[Task goal] Return the number of lines in which the word "enable" appears; add nothing else.

### Entries supplied

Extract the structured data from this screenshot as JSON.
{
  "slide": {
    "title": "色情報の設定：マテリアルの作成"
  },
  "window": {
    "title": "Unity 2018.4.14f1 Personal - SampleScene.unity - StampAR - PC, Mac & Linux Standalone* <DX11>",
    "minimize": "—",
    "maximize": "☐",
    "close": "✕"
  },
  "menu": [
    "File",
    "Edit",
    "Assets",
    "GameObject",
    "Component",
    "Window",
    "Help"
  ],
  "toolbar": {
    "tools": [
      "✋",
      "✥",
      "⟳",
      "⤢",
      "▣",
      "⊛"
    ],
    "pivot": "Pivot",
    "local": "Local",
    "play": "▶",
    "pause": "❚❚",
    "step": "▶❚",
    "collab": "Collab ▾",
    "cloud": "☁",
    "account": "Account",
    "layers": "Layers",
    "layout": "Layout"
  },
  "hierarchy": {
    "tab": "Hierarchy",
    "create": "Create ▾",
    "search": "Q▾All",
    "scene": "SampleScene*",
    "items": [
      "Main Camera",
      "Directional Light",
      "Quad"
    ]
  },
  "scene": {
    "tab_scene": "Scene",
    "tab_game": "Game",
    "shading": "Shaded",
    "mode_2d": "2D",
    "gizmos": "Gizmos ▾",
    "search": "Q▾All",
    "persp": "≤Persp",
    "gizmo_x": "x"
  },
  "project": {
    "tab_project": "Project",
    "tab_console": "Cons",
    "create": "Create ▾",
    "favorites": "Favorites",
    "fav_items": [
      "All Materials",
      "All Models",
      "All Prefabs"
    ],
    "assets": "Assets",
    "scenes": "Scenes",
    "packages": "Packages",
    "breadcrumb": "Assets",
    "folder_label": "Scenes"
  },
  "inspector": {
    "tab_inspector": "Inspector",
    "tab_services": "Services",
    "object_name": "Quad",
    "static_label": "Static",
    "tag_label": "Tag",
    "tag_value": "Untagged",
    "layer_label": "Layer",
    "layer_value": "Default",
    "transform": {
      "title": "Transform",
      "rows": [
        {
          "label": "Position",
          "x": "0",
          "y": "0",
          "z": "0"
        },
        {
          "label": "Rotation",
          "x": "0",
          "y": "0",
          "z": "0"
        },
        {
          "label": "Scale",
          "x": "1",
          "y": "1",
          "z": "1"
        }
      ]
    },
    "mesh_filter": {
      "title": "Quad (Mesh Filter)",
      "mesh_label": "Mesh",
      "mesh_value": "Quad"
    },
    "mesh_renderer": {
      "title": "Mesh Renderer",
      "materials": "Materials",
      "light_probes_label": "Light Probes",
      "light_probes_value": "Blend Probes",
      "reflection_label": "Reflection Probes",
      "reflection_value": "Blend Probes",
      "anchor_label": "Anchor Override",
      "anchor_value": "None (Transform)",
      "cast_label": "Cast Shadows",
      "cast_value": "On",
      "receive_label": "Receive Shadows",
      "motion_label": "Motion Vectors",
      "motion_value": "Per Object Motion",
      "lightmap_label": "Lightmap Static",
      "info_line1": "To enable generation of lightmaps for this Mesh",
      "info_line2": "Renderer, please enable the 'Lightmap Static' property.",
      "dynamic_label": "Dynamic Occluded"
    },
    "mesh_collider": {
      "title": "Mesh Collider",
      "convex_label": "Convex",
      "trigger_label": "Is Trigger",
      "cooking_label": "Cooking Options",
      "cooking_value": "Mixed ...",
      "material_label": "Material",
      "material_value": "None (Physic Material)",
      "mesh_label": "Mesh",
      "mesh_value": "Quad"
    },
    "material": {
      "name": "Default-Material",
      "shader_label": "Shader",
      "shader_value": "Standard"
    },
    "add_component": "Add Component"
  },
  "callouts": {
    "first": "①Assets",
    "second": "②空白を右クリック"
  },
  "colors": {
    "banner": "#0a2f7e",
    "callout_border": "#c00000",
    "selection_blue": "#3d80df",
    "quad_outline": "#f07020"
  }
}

######

[Written answer] 2